WHAT TO PRODUCE — Show all lines holding "Monate".

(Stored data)
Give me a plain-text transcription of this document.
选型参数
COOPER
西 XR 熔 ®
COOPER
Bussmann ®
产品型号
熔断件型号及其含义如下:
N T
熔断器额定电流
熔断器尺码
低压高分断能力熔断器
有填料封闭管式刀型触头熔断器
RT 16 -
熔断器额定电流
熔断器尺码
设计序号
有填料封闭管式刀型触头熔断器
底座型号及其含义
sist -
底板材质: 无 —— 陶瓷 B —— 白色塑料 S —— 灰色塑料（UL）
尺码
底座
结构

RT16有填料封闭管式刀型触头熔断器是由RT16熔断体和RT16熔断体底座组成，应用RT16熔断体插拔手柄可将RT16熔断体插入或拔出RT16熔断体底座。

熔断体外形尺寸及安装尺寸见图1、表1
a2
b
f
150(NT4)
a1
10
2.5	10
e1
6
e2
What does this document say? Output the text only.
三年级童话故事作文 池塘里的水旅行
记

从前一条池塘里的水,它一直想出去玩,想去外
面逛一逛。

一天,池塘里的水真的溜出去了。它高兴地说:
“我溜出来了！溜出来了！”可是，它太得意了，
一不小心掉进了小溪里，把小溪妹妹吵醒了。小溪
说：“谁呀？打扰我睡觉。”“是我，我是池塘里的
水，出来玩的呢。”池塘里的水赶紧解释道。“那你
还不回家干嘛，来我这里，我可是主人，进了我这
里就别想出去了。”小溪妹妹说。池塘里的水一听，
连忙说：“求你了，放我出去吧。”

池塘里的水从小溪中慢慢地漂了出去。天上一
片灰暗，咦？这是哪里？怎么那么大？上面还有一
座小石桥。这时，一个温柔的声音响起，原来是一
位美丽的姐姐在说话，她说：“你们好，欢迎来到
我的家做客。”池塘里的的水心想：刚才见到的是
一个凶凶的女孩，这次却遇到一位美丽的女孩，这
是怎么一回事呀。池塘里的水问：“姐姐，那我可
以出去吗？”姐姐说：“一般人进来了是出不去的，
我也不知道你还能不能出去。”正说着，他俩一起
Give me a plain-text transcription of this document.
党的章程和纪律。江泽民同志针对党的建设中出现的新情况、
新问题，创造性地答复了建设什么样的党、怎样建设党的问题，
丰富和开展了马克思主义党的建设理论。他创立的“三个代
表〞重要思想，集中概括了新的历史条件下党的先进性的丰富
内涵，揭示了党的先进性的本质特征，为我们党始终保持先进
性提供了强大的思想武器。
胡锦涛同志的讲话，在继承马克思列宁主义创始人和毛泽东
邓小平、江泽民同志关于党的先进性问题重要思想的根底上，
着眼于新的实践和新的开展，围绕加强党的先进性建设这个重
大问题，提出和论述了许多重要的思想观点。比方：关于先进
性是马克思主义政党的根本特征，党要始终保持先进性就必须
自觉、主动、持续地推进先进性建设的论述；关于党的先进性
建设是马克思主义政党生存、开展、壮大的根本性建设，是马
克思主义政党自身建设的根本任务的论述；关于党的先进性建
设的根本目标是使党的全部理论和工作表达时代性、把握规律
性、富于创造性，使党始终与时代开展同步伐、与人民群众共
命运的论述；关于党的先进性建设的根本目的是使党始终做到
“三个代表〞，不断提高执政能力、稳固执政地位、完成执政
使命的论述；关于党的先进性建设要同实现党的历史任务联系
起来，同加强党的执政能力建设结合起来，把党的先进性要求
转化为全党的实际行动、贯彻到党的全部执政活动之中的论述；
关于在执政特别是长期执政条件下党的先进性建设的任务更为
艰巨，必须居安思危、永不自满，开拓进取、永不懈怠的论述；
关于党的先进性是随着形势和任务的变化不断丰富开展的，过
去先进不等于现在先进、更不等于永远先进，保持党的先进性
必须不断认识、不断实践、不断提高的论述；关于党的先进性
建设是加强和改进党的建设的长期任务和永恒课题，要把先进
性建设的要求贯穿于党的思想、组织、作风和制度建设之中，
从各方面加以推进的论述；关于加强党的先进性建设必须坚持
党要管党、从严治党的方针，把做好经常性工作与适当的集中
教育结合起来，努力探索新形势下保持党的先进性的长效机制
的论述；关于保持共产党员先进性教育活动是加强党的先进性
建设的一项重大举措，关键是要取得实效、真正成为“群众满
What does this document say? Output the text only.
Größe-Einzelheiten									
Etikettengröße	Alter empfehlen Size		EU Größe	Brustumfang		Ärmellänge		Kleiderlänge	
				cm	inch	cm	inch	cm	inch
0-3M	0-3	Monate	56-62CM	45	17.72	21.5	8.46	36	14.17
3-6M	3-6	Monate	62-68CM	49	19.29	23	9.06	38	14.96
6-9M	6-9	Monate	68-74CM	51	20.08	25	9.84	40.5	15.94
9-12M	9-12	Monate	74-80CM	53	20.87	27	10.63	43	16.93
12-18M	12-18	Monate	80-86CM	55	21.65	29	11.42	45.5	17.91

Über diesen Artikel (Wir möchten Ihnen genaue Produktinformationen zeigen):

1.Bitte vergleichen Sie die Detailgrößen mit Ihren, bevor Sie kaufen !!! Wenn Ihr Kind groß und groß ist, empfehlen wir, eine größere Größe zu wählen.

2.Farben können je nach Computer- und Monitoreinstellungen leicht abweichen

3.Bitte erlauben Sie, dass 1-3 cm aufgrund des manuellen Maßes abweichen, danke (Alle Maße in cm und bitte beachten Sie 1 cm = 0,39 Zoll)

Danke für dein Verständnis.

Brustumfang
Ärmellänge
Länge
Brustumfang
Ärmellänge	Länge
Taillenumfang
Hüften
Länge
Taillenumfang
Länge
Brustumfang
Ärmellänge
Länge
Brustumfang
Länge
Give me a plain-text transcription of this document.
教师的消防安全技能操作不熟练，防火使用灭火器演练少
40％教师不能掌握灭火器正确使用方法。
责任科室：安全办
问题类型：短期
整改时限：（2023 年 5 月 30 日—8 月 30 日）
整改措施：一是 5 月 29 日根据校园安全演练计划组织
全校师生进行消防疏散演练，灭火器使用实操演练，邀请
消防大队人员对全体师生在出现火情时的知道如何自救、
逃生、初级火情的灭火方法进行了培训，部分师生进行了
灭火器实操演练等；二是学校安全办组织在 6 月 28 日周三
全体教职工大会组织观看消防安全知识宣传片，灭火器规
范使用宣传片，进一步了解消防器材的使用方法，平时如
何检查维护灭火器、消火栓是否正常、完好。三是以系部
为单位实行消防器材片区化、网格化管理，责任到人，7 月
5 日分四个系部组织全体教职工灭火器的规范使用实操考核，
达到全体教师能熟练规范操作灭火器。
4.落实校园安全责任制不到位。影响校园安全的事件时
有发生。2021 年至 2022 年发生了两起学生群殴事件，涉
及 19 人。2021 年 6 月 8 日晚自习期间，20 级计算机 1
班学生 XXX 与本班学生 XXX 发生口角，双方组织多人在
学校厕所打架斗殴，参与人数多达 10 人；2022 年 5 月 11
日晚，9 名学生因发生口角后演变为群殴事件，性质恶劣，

EXERCISE RESULT —
0-3M	0-3	Monate	56-62CM	45	17.72	21.5	8.46	36	14.17
3-6M	3-6	Monate	62-68CM	49	19.29	23	9.06	38	14.96
6-9M	6-9	Monate	68-74CM	51	20.08	25	9.84	40.5	15.94
9-12M	9-12	Monate	74-80CM	53	20.87	27	10.63	43	16.93
12-18M	12-18	Monate	80-86CM	55	21.65	29	11.42	45.5	17.91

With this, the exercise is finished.